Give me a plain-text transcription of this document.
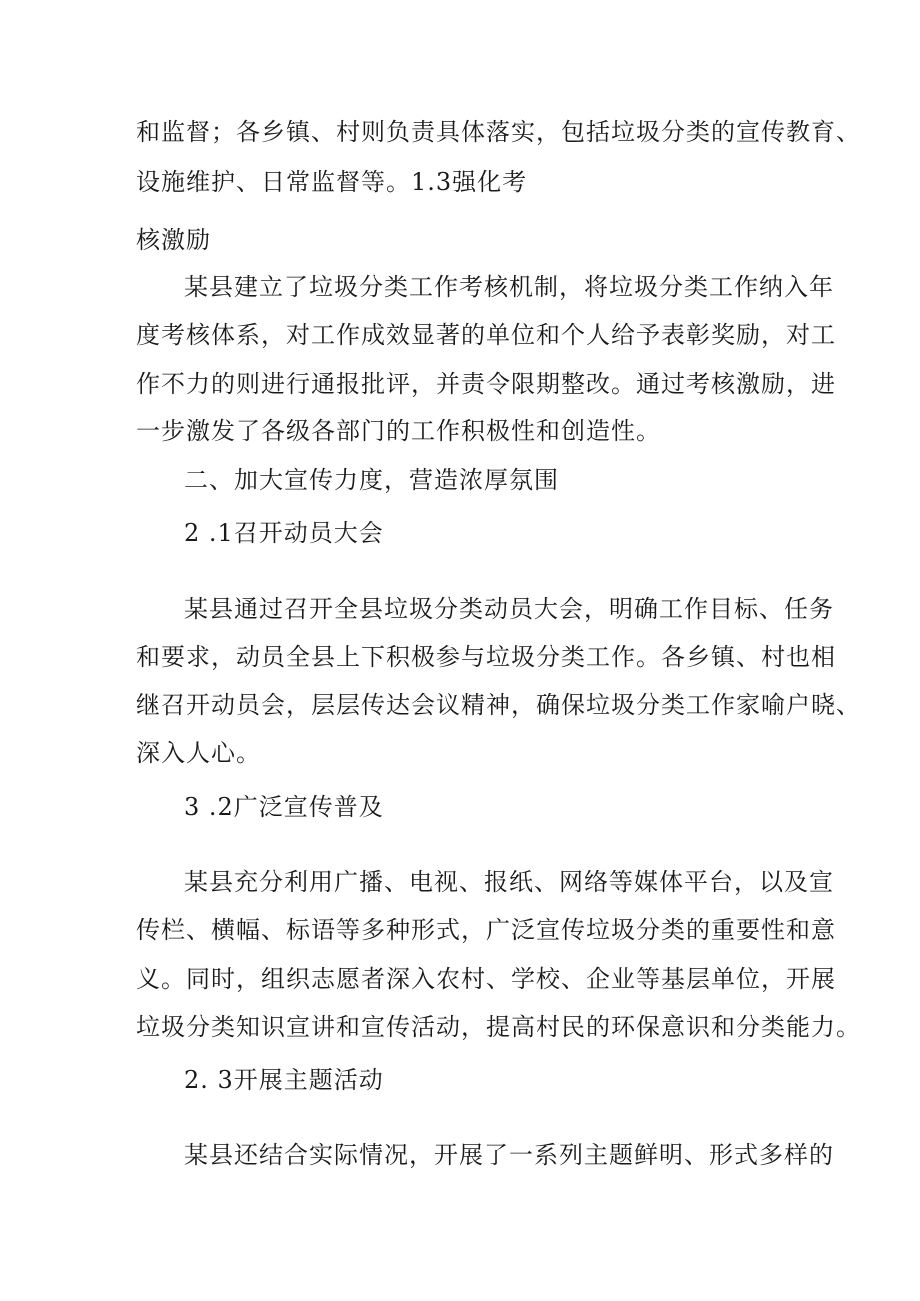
和监督；各乡镇、村则负责具体落实，包括垃圾分类的宣传教育、

设施维护、日常监督等。1.3强化考

核激励

某县建立了垃圾分类工作考核机制，将垃圾分类工作纳入年

度考核体系，对工作成效显著的单位和个人给予表彰奖励，对工

作不力的则进行通报批评，并责令限期整改。通过考核激励，进

一步激发了各级各部门的工作积极性和创造性。

二、加大宣传力度，营造浓厚氛围

2 .1召开动员大会

某县通过召开全县垃圾分类动员大会，明确工作目标、任务

和要求，动员全县上下积极参与垃圾分类工作。各乡镇、村也相

继召开动员会，层层传达会议精神，确保垃圾分类工作家喻户晓、

深入人心。

3 .2广泛宣传普及

某县充分利用广播、电视、报纸、网络等媒体平台，以及宣

传栏、横幅、标语等多种形式，广泛宣传垃圾分类的重要性和意

义。同时，组织志愿者深入农村、学校、企业等基层单位，开展

垃圾分类知识宣讲和宣传活动，提高村民的环保意识和分类能力。

2. 3开展主题活动

某县还结合实际情况，开展了一系列主题鲜明、形式多样的
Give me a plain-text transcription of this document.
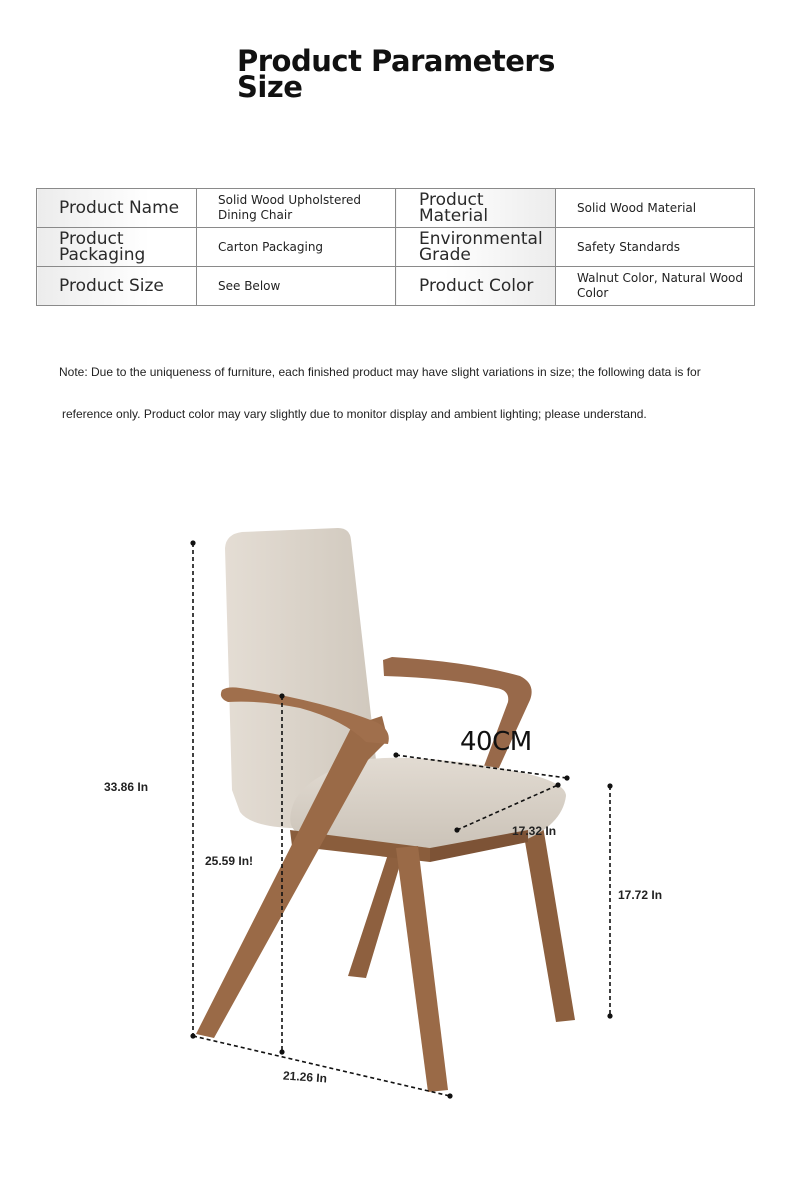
Product Parameters
Size
Product Name	Solid Wood Upholstered Dining Chair	Product Material	Solid Wood Material
Product Packaging	Carton Packaging	Environmental Grade	Safety Standards
Product Size	See Below	Product Color	Walnut Color, Natural Wood Color
Note: Due to the uniqueness of furniture, each finished product may have slight variations in size; the following data is for
reference only. Product color may vary slightly due to monitor display and ambient lighting; please understand.
33.86 In
25.59 In!
40CM
17.32 In
17.72 In
21.26 In
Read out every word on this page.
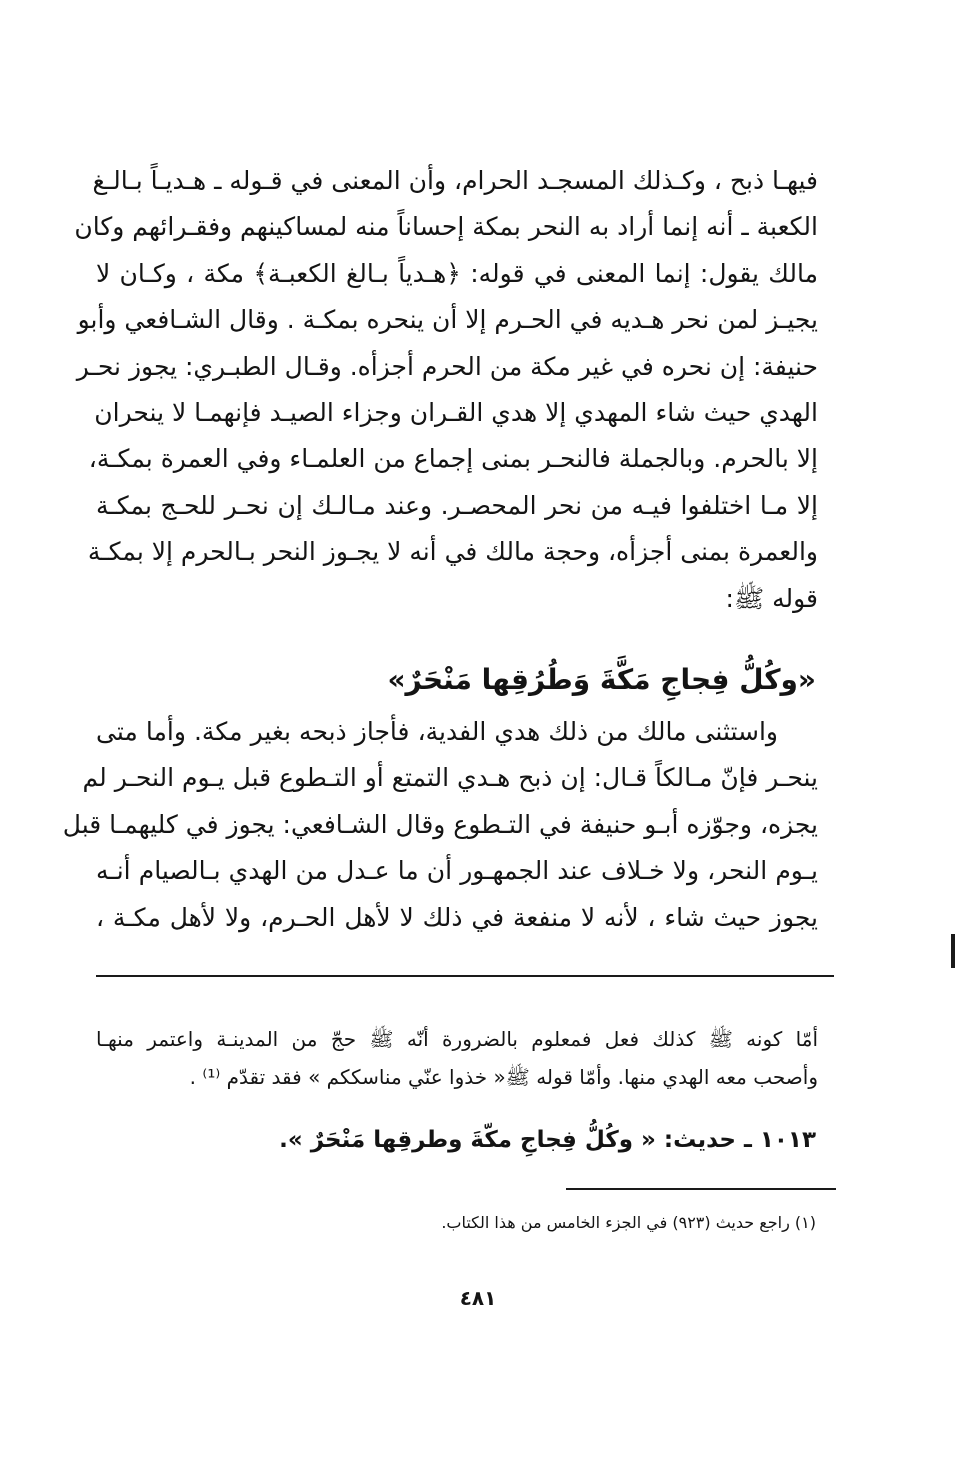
فيهـا ذبح ، وكـذلك المسجـد الحرام، وأن المعنى في قـوله ـ هـديـاً بـالـغ
الكعبة ـ أنه إنما أراد به النحر بمكة إحساناً منه لمساكينهم وفقـرائهم وكان
مالك يقول: إنما المعنى في قوله: ﴿هـدياً بـالغ الكعبـة﴾ مكة ، وكـان لا
يجيـز لمن نحر هـديه في الحـرم إلا أن ينحره بمكـة . وقال الشـافعي وأبو
حنيفة: إن نحره في غير مكة من الحرم أجزأه. وقـال الطبـري: يجوز نحـر
الهدي حيث شاء المهدي إلا هدي القـران وجزاء الصيـد فإنهمـا لا ينحران
إلا بالحرم. وبالجملة فالنحـر بمنى إجماع من العلمـاء وفي العمرة بمكـة،
إلا مـا اختلفوا فيـه من نحر المحصـر. وعند مـالـك إن نحـر للحـج بمكـة
والعمرة بمنى أجزأه، وحجة مالك في أنه لا يجـوز النحر بـالحرم إلا بمكـة
قوله ﷺ:

«وكُلُّ فِجاجِ مَكَّةَ وَطُرُقِها مَنْحَرٌ»

واستثنى مالك من ذلك هدي الفدية، فأجاز ذبحه بغير مكة. وأما متى
ينحـر فإنّ مـالكاً قـال: إن ذبح هـدي التمتع أو التـطوع قبل يـوم النحـر لم
يجزه، وجوّزه أبـو حنيفة في التـطوع وقال الشـافعي: يجوز في كليهمـا قبل
يـوم النحر، ولا خـلاف عند الجمهـور أن ما عـدل من الهدي بـالصيام أنـه
يجوز حيث شاء ، لأنه لا منفعة في ذلك لا لأهل الحـرم، ولا لأهل مكـة ،
أمّا كونه ﷺ كذلك فعل فمعلوم بالضرورة أنّه ﷺ حجّ من المدينـة واعتمر منهـا
وأصحب معه الهدي منها. وأمّا قوله ﷺ« خذوا عنّي مناسككم » فقد تقدّم ⁽¹⁾ .

١٠١٣ ـ حديث: « وكُلُّ فِجاجِ مكّةَ وطرقِها مَنْحَرٌ ».

(١) راجع حديث (٩٢٣) في الجزء الخامس من هذا الكتاب.

٤٨١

Problem requirements:
Find the lines that include the string "إنما", then copy each of them.

Answer for the task:
الكعبة ـ أنه إنما أراد به النحر بمكة إحساناً منه لمساكينهم وفقـرائهم وكان
مالك يقول: إنما المعنى في قوله: ﴿هـدياً بـالغ الكعبـة﴾ مكة ، وكـان لا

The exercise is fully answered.